++++ EXCERPT
Kafka topic replication

What is the Kafka replication factor? Topic replication, ISR and leader election keep your data safe — set the right replication factor for durability.

Learn how Kafka replication provides fault tolerance

Replication copies each partition to multiple brokers so data survives broker failures. This section explains how leaders, followers, ISR and producer acknowledgments work together to keep your data safe.

What you'll learn:

How replication protects against data loss
What leaders, followers, and in-sync replicas (ISR) are
How producer acknowledgment settings affect durability
Trade-offs between availability and consistency

Kafka topic replication factor

One of the main reasons for Kafka's popularity, is the resilience it offers in the face of broker failures. Machines fail, and often we cannot predict when that is going to happen or prevent it. Kafka is designed with replication as a core feature to withstand these failures while maintaining uptime and data accuracy.

Kafka replication helps prevent data loss by writing the same data to more than one broker.

In Kafka, replication means that data is written down not just to one broker, but many.

The replication factor is a topic setting and is specified at topic creation time.

A replication factor of 1 means no replication. It is mostly used for development purposes and should be avoided in test and production Kafka clusters
A replication factor of 3 is a commonly used replication factor as it provides the right balance between broker loss and replication overhead.

In the cluster below consisting of three brokers, the replication factor is 2. When a message is written down into Partition 0 of Topic-A in Broker 101, it is also written down into Broker 102 because it has Partition 0 as a replica.

Diagram showing a default Apache Kafka Replication Factor of 2 distributing messages across 3 different Kafka Brokers.

Thanks to a replication factor of 2, we can withstand the failure of one broker. This means that if Broker 102 failed, as you see below, Broker 101 and 103 would still have the data.

Diagram showing how Kafka Topic Replication provides resilience when a Kafka Broker fails.

Replication factor guidelines

Environment	Replication factor	Rationale
Development	1	Saves resources, data loss acceptable
Testing	2	Basic fault tolerance
Production	3	Industry standard, tolerates 2 failures
Critical data	5	Maximum durability

What are Kafka partitions leader and replicas?

For a given topic-partition, one Kafka broker is designated by the cluster to be responsible for sending and receiving data to clients. That broker is known as the leader broker of that topic partition. Any other broker that is storing replicated data for that partition is referred to as a replica.

Therefore, each partition has one leader and multiple replicas.

What are in-sync replicas (ISR)?

An ISR is a replica that is up to date with the leader broker for a partition. Any replica that is not up to date with the leader is out of sync.

Kafka Topic Replication relies on leader selection and the creation of in-sync replicas (ISR). This diagram shows the Kafka replication process across 3 brokers.

Leaders and in-sync replicas

Here we have Broker 101 as Partition 0 leader and Broker 102 as the leader of Partition 1. Broker 102 is a replica for Partition 0 and Broker 103 is a replica for Partition 1. If the leader broker were to fail, one of the replicas will be elected as the new partition leader by an election.
++++++++
* REQUIRED TASKS *
A: According to the Kafka replication page, which broker is the leader of Partition 1?
B: Reproduce the part of the Kafka replication page that begins at the words "Replication copies each" and stops after "and data accuracy.".
None of the lines are needed here.
++++ PROVIDED DATA
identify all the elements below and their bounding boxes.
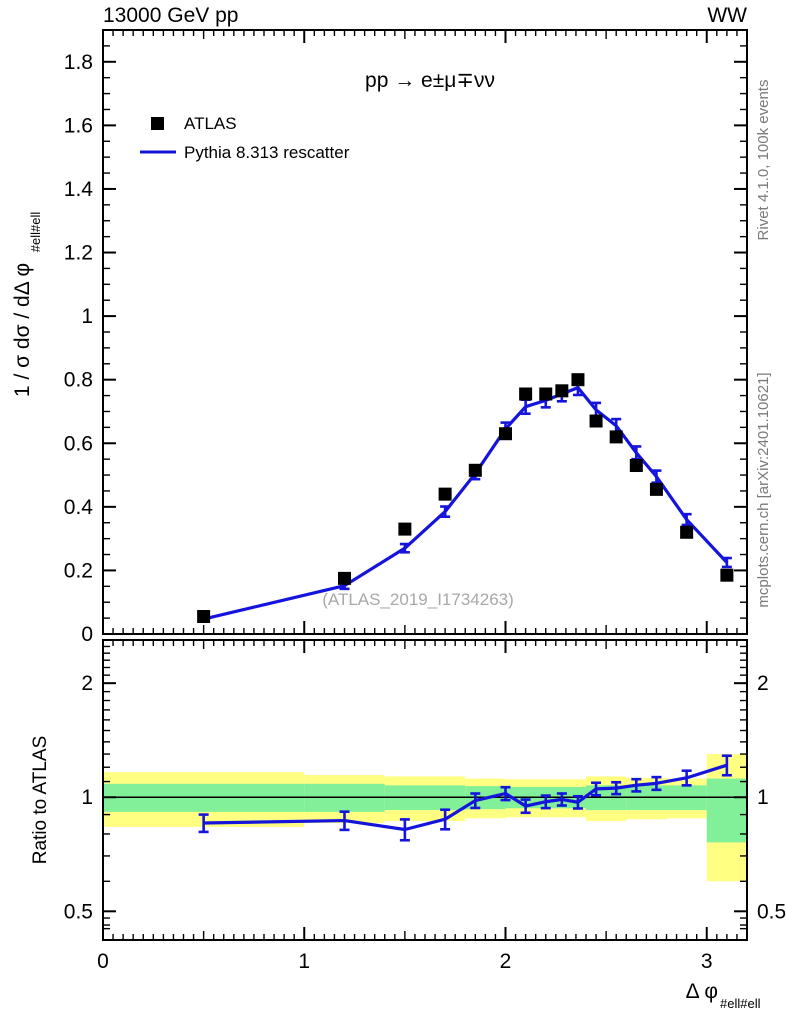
++++++++
* RESPONSES *
A: Broker 102

B:
Replication copies each partition to multiple brokers so data survives broker failures. This section explains how leaders, followers, ISR and producer acknowledgments work together to keep your data safe.

What you'll learn:

How replication protects against data loss
What leaders, followers, and in-sync replicas (ISR) are
How producer acknowledgment settings affect durability
Trade-offs between availability and consistency

Kafka topic replication factor

One of the main reasons for Kafka's popularity, is the resilience it offers in the face of broker failures. Machines fail, and often we cannot predict when that is going to happen or prevent it. Kafka is designed with replication as a core feature to withstand these failures while maintaining uptime and data accuracy.